__Brief__. Return only the number of lines in the entries below that hold the word "with".

__Saved entries__.
=-=-=-=-=

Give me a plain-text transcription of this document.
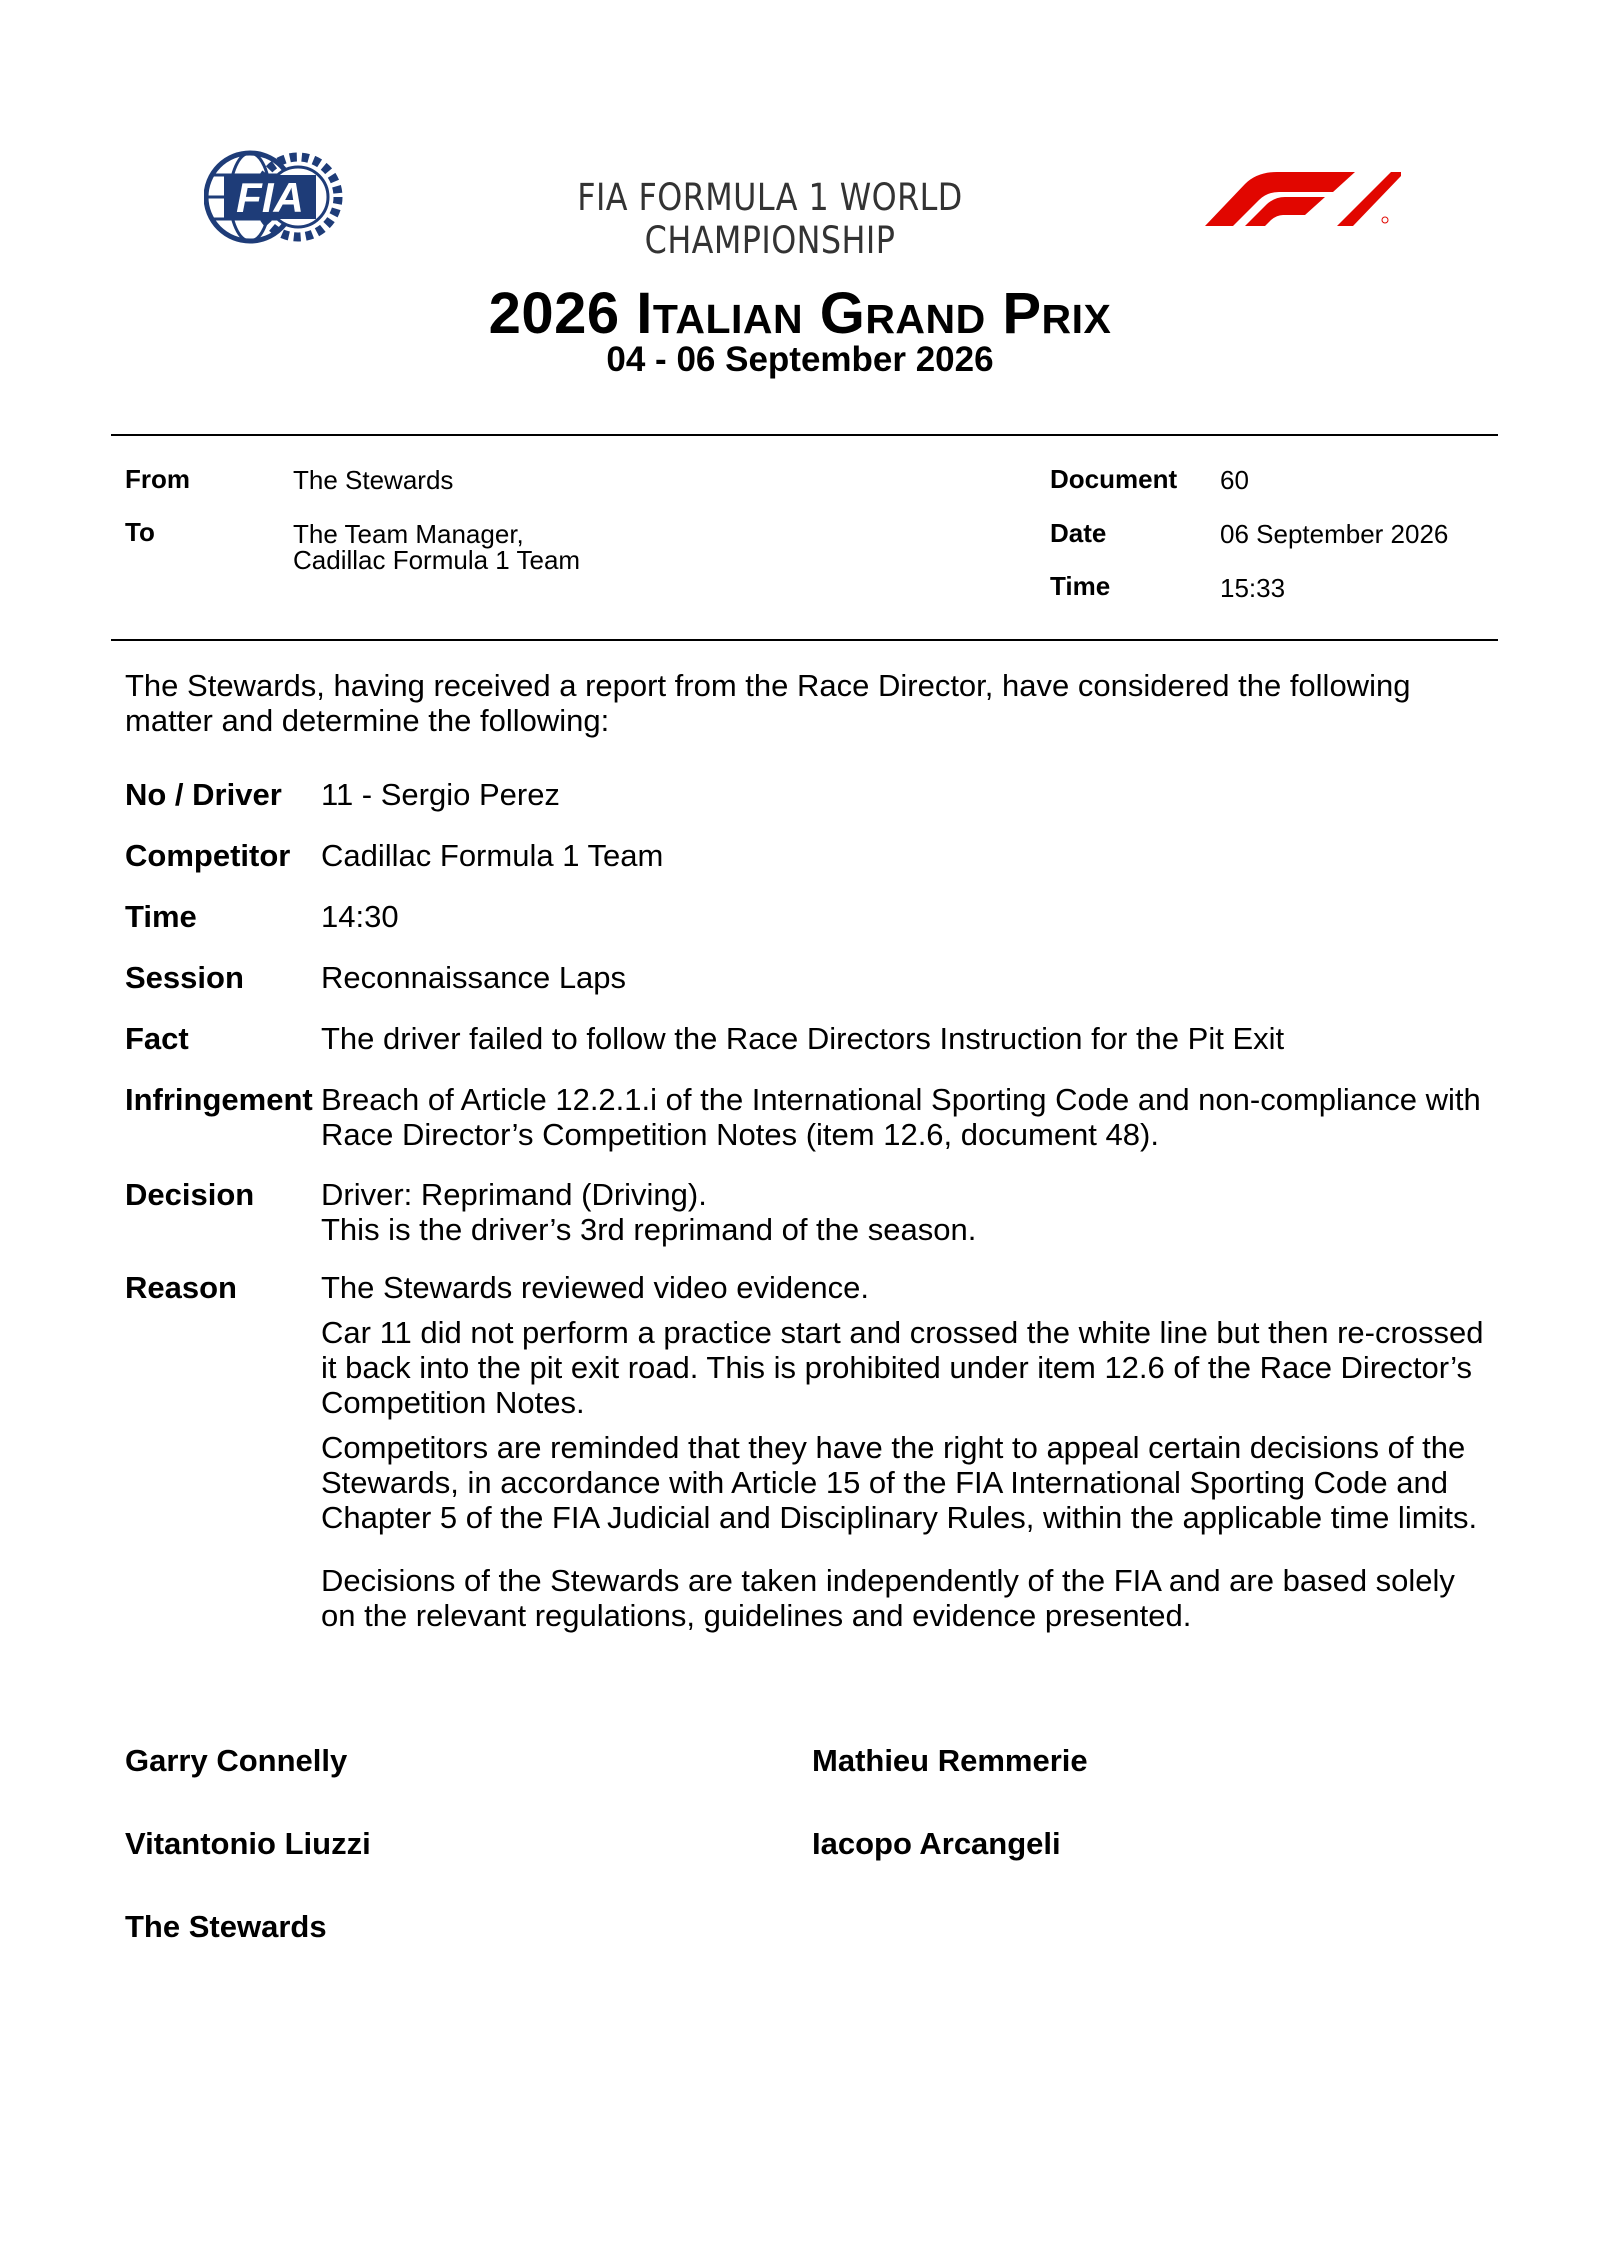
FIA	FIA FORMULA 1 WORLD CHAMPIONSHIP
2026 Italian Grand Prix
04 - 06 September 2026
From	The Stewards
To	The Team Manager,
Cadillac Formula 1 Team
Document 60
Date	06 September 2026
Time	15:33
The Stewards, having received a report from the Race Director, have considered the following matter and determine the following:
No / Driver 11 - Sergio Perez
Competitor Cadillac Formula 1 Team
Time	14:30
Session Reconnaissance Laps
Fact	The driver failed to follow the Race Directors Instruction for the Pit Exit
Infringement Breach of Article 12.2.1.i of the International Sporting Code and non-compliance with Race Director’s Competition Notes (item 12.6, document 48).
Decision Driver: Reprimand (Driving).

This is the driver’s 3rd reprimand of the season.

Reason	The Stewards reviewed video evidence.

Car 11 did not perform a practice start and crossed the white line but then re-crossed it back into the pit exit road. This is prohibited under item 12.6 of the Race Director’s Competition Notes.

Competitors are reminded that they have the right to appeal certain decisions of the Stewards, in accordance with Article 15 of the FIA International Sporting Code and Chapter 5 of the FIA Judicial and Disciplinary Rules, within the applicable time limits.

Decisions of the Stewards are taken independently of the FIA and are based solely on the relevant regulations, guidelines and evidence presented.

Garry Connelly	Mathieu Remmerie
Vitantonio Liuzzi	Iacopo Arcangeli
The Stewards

=-=-=-=-=

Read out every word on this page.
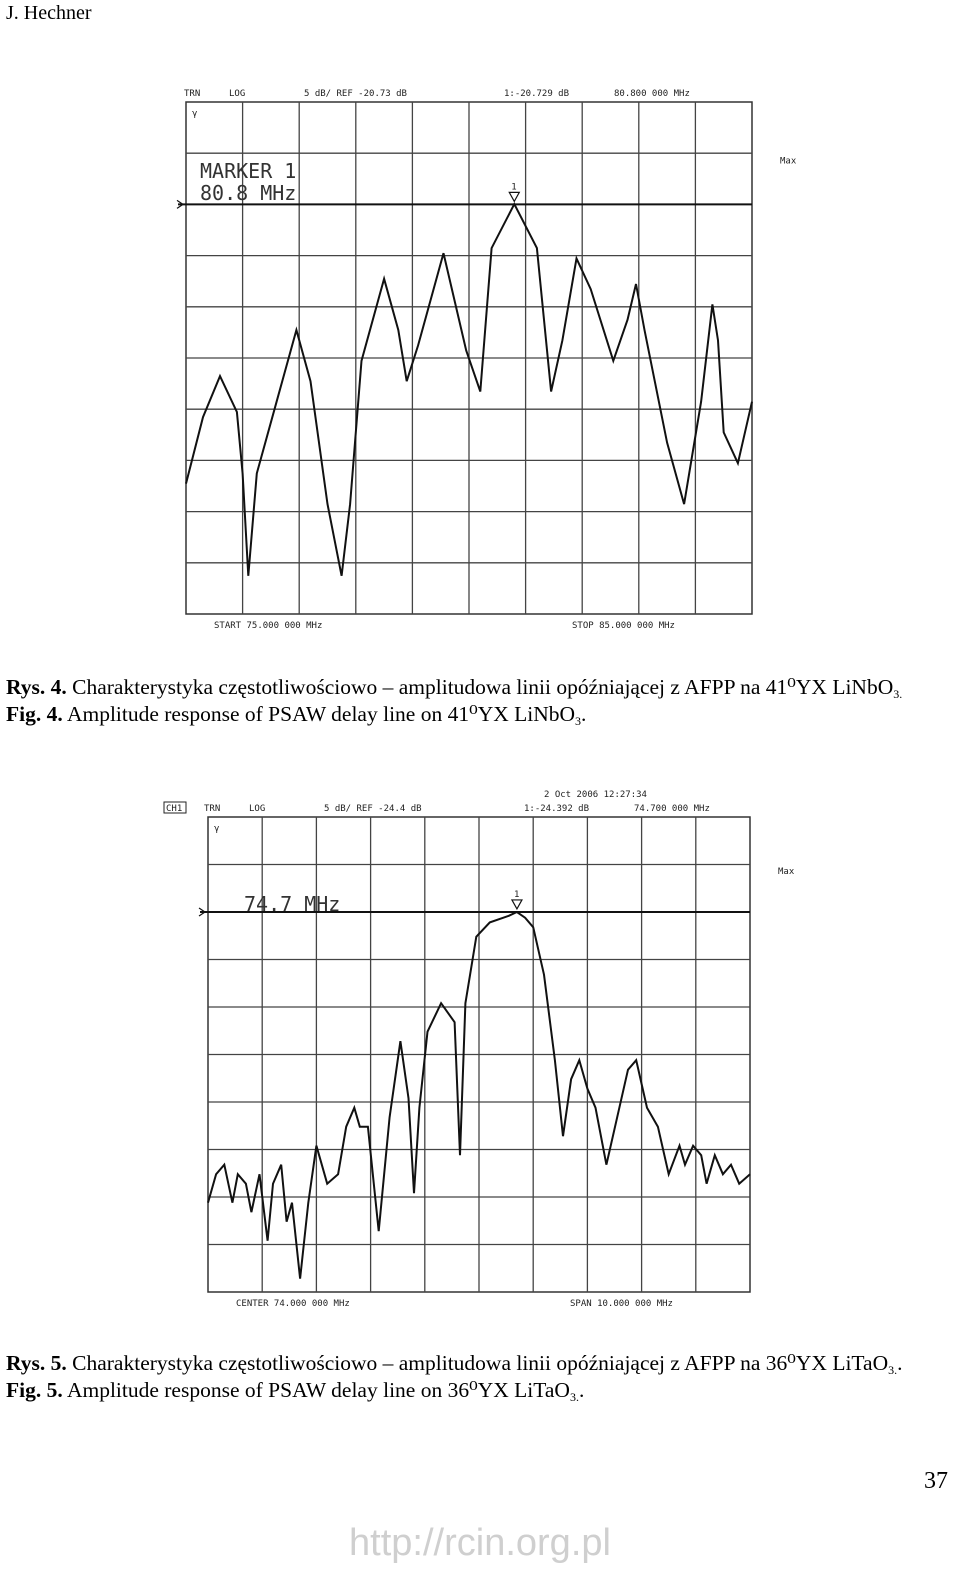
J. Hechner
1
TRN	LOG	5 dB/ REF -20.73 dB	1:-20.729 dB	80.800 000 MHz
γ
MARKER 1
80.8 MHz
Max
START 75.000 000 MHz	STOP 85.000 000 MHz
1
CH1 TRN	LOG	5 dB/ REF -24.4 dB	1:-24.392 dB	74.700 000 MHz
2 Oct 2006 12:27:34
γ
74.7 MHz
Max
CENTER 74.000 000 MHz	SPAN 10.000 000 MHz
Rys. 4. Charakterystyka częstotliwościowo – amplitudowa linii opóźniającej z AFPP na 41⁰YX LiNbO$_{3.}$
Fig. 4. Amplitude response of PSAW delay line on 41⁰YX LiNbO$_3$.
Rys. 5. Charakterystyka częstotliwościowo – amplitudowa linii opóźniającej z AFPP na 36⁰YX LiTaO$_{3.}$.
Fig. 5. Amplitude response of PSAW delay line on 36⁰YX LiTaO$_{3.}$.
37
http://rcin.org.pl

=-=-=-=-=

__Solution__. 2